> [Excerpted data]
###
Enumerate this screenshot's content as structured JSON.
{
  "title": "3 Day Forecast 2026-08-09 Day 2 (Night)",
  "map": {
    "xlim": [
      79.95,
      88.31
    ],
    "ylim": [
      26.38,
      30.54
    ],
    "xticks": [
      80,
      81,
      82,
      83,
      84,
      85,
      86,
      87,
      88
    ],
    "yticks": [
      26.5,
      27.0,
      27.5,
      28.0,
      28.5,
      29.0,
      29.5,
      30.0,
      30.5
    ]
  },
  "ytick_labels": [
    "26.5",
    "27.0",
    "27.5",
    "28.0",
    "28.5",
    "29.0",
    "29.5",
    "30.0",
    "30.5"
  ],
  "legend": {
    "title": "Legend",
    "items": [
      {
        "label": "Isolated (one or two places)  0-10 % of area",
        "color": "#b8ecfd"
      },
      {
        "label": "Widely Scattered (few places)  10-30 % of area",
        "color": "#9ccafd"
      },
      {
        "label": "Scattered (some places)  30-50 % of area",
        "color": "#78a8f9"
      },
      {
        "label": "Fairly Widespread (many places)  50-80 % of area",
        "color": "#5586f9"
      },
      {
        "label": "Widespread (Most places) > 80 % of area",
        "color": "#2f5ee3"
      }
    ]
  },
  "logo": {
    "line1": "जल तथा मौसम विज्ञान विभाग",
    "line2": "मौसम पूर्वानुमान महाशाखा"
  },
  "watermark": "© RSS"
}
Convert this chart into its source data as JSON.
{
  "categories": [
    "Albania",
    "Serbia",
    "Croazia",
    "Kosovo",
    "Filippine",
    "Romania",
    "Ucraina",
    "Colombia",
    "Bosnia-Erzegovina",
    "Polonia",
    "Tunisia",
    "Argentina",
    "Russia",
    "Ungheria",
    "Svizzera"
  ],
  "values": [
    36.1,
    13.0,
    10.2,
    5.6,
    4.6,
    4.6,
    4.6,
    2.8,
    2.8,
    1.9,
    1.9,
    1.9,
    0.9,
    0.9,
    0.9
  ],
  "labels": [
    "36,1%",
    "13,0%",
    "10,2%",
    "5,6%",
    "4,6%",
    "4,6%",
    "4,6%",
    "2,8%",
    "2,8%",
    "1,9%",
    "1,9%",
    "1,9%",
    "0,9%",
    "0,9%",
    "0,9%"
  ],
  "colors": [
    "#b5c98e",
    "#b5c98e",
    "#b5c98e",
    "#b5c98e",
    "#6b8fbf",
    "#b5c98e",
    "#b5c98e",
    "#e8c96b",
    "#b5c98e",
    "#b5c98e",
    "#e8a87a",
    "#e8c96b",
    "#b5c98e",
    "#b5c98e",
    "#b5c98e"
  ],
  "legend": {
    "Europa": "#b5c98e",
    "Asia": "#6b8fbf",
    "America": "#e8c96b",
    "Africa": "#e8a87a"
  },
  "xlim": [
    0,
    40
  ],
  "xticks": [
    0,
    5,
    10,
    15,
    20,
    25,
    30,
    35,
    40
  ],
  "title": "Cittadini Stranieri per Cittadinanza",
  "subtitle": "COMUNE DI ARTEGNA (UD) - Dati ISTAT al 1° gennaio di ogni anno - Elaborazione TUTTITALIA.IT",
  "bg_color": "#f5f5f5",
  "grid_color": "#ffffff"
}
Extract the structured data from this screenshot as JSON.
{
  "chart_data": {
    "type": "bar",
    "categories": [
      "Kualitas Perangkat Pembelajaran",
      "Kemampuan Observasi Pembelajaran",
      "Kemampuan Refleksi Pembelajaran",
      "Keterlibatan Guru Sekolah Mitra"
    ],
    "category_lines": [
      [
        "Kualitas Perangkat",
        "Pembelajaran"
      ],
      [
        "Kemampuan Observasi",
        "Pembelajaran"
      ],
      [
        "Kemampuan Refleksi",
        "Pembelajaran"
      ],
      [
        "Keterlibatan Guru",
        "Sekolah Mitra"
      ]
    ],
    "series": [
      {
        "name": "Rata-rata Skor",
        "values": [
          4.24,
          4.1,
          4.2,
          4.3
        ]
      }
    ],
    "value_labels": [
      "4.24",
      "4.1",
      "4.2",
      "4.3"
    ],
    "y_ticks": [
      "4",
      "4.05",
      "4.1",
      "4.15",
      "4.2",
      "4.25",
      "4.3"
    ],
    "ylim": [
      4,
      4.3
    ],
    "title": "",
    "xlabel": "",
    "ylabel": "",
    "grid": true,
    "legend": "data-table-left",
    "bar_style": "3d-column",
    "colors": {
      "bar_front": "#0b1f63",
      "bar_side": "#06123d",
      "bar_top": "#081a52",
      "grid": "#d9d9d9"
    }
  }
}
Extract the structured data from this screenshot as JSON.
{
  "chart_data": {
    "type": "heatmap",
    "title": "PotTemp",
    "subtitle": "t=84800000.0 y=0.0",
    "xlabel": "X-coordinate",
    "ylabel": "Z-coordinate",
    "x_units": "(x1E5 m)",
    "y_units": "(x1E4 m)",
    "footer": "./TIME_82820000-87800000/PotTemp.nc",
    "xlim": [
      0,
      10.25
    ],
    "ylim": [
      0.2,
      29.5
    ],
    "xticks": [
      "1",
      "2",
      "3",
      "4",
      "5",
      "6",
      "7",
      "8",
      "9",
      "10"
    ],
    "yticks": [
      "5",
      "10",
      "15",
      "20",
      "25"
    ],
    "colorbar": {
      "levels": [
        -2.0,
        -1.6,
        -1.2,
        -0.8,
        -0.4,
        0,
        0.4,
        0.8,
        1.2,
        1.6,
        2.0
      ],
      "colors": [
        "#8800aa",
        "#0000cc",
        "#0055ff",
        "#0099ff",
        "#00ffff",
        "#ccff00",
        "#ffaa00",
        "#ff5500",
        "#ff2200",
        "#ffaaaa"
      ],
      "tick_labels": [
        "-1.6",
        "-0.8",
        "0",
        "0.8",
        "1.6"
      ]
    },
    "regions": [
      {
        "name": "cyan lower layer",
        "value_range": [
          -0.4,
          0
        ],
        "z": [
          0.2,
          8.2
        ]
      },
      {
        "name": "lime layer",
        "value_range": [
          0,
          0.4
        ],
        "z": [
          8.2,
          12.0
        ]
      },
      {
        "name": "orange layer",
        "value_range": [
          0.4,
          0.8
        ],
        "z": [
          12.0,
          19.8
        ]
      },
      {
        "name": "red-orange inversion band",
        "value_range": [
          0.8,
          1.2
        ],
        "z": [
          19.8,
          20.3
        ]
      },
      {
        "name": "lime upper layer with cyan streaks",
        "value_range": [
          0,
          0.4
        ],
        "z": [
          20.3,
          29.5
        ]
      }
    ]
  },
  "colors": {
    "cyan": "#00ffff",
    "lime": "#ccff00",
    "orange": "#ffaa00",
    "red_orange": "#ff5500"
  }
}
###
Copy out all of the records shown above exactly.

Enumerate this screenshot's content as structured JSON.
{
  "title": "3 Day Forecast 2026-08-09 Day 2 (Night)",
  "map": {
    "xlim": [
      79.95,
      88.31
    ],
    "ylim": [
      26.38,
      30.54
    ],
    "xticks": [
      80,
      81,
      82,
      83,
      84,
      85,
      86,
      87,
      88
    ],
    "yticks": [
      26.5,
      27.0,
      27.5,
      28.0,
      28.5,
      29.0,
      29.5,
      30.0,
      30.5
    ]
  },
  "ytick_labels": [
    "26.5",
    "27.0",
    "27.5",
    "28.0",
    "28.5",
    "29.0",
    "29.5",
    "30.0",
    "30.5"
  ],
  "legend": {
    "title": "Legend",
    "items": [
      {
        "label": "Isolated (one or two places)  0-10 % of area",
        "color": "#b8ecfd"
      },
      {
        "label": "Widely Scattered (few places)  10-30 % of area",
        "color": "#9ccafd"
      },
      {
        "label": "Scattered (some places)  30-50 % of area",
        "color": "#78a8f9"
      },
      {
        "label": "Fairly Widespread (many places)  50-80 % of area",
        "color": "#5586f9"
      },
      {
        "label": "Widespread (Most places) > 80 % of area",
        "color": "#2f5ee3"
      }
    ]
  },
  "logo": {
    "line1": "जल तथा मौसम विज्ञान विभाग",
    "line2": "मौसम पूर्वानुमान महाशाखा"
  },
  "watermark": "© RSS"
}
Convert this chart into its source data as JSON.
{
  "categories": [
    "Albania",
    "Serbia",
    "Croazia",
    "Kosovo",
    "Filippine",
    "Romania",
    "Ucraina",
    "Colombia",
    "Bosnia-Erzegovina",
    "Polonia",
    "Tunisia",
    "Argentina",
    "Russia",
    "Ungheria",
    "Svizzera"
  ],
  "values": [
    36.1,
    13.0,
    10.2,
    5.6,
    4.6,
    4.6,
    4.6,
    2.8,
    2.8,
    1.9,
    1.9,
    1.9,
    0.9,
    0.9,
    0.9
  ],
  "labels": [
    "36,1%",
    "13,0%",
    "10,2%",
    "5,6%",
    "4,6%",
    "4,6%",
    "4,6%",
    "2,8%",
    "2,8%",
    "1,9%",
    "1,9%",
    "1,9%",
    "0,9%",
    "0,9%",
    "0,9%"
  ],
  "colors": [
    "#b5c98e",
    "#b5c98e",
    "#b5c98e",
    "#b5c98e",
    "#6b8fbf",
    "#b5c98e",
    "#b5c98e",
    "#e8c96b",
    "#b5c98e",
    "#b5c98e",
    "#e8a87a",
    "#e8c96b",
    "#b5c98e",
    "#b5c98e",
    "#b5c98e"
  ],
  "legend": {
    "Europa": "#b5c98e",
    "Asia": "#6b8fbf",
    "America": "#e8c96b",
    "Africa": "#e8a87a"
  },
  "xlim": [
    0,
    40
  ],
  "xticks": [
    0,
    5,
    10,
    15,
    20,
    25,
    30,
    35,
    40
  ],
  "title": "Cittadini Stranieri per Cittadinanza",
  "subtitle": "COMUNE DI ARTEGNA (UD) - Dati ISTAT al 1° gennaio di ogni anno - Elaborazione TUTTITALIA.IT",
  "bg_color": "#f5f5f5",
  "grid_color": "#ffffff"
}
Extract the structured data from this screenshot as JSON.
{
  "chart_data": {
    "type": "bar",
    "categories": [
      "Kualitas Perangkat Pembelajaran",
      "Kemampuan Observasi Pembelajaran",
      "Kemampuan Refleksi Pembelajaran",
      "Keterlibatan Guru Sekolah Mitra"
    ],
    "category_lines": [
      [
        "Kualitas Perangkat",
        "Pembelajaran"
      ],
      [
        "Kemampuan Observasi",
        "Pembelajaran"
      ],
      [
        "Kemampuan Refleksi",
        "Pembelajaran"
      ],
      [
        "Keterlibatan Guru",
        "Sekolah Mitra"
      ]
    ],
    "series": [
      {
        "name": "Rata-rata Skor",
        "values": [
          4.24,
          4.1,
          4.2,
          4.3
        ]
      }
    ],
    "value_labels": [
      "4.24",
      "4.1",
      "4.2",
      "4.3"
    ],
    "y_ticks": [
      "4",
      "4.05",
      "4.1",
      "4.15",
      "4.2",
      "4.25",
      "4.3"
    ],
    "ylim": [
      4,
      4.3
    ],
    "title": "",
    "xlabel": "",
    "ylabel": "",
    "grid": true,
    "legend": "data-table-left",
    "bar_style": "3d-column",
    "colors": {
      "bar_front": "#0b1f63",
      "bar_side": "#06123d",
      "bar_top": "#081a52",
      "grid": "#d9d9d9"
    }
  }
}
Extract the structured data from this screenshot as JSON.
{
  "chart_data": {
    "type": "heatmap",
    "title": "PotTemp",
    "subtitle": "t=84800000.0 y=0.0",
    "xlabel": "X-coordinate",
    "ylabel": "Z-coordinate",
    "x_units": "(x1E5 m)",
    "y_units": "(x1E4 m)",
    "footer": "./TIME_82820000-87800000/PotTemp.nc",
    "xlim": [
      0,
      10.25
    ],
    "ylim": [
      0.2,
      29.5
    ],
    "xticks": [
      "1",
      "2",
      "3",
      "4",
      "5",
      "6",
      "7",
      "8",
      "9",
      "10"
    ],
    "yticks": [
      "5",
      "10",
      "15",
      "20",
      "25"
    ],
    "colorbar": {
      "levels": [
        -2.0,
        -1.6,
        -1.2,
        -0.8,
        -0.4,
        0,
        0.4,
        0.8,
        1.2,
        1.6,
        2.0
      ],
      "colors": [
        "#8800aa",
        "#0000cc",
        "#0055ff",
        "#0099ff",
        "#00ffff",
        "#ccff00",
        "#ffaa00",
        "#ff5500",
        "#ff2200",
        "#ffaaaa"
      ],
      "tick_labels": [
        "-1.6",
        "-0.8",
        "0",
        "0.8",
        "1.6"
      ]
    },
    "regions": [
      {
        "name": "cyan lower layer",
        "value_range": [
          -0.4,
          0
        ],
        "z": [
          0.2,
          8.2
        ]
      },
      {
        "name": "lime layer",
        "value_range": [
          0,
          0.4
        ],
        "z": [
          8.2,
          12.0
        ]
      },
      {
        "name": "orange layer",
        "value_range": [
          0.4,
          0.8
        ],
        "z": [
          12.0,
          19.8
        ]
      },
      {
        "name": "red-orange inversion band",
        "value_range": [
          0.8,
          1.2
        ],
        "z": [
          19.8,
          20.3
        ]
      },
      {
        "name": "lime upper layer with cyan streaks",
        "value_range": [
          0,
          0.4
        ],
        "z": [
          20.3,
          29.5
        ]
      }
    ]
  },
  "colors": {
    "cyan": "#00ffff",
    "lime": "#ccff00",
    "orange": "#ffaa00",
    "red_orange": "#ff5500"
  }
}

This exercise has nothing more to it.